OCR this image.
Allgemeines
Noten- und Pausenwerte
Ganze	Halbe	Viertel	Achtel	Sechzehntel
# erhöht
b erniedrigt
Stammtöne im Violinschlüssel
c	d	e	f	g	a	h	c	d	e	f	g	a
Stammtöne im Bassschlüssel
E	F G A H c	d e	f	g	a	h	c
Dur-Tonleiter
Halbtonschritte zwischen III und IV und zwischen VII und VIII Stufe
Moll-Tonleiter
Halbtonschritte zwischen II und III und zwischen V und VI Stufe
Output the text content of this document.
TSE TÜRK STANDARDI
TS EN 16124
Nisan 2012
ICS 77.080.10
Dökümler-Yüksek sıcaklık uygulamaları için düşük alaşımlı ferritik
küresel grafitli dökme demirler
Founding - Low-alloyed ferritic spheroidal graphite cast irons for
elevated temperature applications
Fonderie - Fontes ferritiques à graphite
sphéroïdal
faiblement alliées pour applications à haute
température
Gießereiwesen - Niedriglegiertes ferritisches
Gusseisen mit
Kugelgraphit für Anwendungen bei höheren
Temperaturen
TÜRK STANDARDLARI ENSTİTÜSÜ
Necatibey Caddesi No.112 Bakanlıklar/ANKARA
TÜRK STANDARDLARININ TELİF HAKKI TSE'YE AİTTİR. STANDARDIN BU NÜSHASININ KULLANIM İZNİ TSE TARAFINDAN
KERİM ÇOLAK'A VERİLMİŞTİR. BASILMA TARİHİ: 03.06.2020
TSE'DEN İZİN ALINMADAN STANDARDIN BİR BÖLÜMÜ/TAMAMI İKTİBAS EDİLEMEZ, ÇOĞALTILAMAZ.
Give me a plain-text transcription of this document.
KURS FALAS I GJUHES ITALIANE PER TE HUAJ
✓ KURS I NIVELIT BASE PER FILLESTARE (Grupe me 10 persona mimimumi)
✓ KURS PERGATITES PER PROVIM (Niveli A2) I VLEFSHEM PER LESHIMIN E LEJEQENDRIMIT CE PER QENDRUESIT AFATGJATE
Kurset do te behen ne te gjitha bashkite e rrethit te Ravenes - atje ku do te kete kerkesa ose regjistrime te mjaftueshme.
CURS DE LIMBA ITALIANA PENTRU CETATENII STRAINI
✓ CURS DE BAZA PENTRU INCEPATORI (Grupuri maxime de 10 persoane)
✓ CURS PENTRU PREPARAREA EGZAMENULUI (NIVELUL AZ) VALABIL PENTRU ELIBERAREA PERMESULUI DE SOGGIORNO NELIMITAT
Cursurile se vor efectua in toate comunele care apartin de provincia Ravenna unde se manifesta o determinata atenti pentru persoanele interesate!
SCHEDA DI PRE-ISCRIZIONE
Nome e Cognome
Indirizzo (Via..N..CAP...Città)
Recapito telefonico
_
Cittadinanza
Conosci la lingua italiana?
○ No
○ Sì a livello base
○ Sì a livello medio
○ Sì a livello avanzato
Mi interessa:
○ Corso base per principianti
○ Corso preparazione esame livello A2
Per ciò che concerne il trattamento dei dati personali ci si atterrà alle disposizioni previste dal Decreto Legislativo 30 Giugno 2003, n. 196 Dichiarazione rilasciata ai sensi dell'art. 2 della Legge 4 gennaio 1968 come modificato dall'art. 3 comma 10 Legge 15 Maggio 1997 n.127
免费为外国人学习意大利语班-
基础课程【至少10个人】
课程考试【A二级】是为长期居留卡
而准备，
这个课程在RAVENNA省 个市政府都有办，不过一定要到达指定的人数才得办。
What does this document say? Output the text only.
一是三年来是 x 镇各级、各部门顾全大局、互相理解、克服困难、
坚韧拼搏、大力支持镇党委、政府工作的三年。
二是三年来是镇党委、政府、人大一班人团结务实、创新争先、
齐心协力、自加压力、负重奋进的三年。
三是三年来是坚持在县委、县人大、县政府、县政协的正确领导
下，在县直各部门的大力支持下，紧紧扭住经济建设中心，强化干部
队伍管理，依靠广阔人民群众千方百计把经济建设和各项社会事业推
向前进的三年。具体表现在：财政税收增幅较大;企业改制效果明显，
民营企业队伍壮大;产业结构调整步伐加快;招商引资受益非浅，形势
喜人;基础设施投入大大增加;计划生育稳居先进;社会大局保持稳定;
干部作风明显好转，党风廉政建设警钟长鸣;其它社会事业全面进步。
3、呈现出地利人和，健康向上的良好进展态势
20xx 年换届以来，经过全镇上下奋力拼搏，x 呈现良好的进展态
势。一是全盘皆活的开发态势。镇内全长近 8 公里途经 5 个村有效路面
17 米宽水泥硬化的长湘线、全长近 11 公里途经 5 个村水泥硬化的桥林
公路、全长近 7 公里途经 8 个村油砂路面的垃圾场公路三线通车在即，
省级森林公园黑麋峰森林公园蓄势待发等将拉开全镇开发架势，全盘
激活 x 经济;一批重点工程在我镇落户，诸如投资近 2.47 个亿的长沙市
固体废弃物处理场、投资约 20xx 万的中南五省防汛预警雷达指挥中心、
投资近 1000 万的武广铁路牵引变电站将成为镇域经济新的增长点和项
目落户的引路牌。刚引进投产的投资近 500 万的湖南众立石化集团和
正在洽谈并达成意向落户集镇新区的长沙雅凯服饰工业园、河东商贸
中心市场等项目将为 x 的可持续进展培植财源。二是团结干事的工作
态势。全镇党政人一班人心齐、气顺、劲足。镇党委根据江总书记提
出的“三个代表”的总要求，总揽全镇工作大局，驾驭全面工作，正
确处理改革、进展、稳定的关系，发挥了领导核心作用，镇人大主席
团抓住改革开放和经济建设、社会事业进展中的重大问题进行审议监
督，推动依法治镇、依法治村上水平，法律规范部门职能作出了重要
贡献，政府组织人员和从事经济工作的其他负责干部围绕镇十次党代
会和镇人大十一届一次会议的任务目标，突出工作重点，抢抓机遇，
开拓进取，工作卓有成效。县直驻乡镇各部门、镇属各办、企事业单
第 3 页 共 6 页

___

# Goal of the exercise
Look through the data above. Find each line with the string "this" and copy it.

# The reply
OCR this image.
Output the text content of this document.
Give me a plain-text transcription of this document.
What does this document say? Output the text only.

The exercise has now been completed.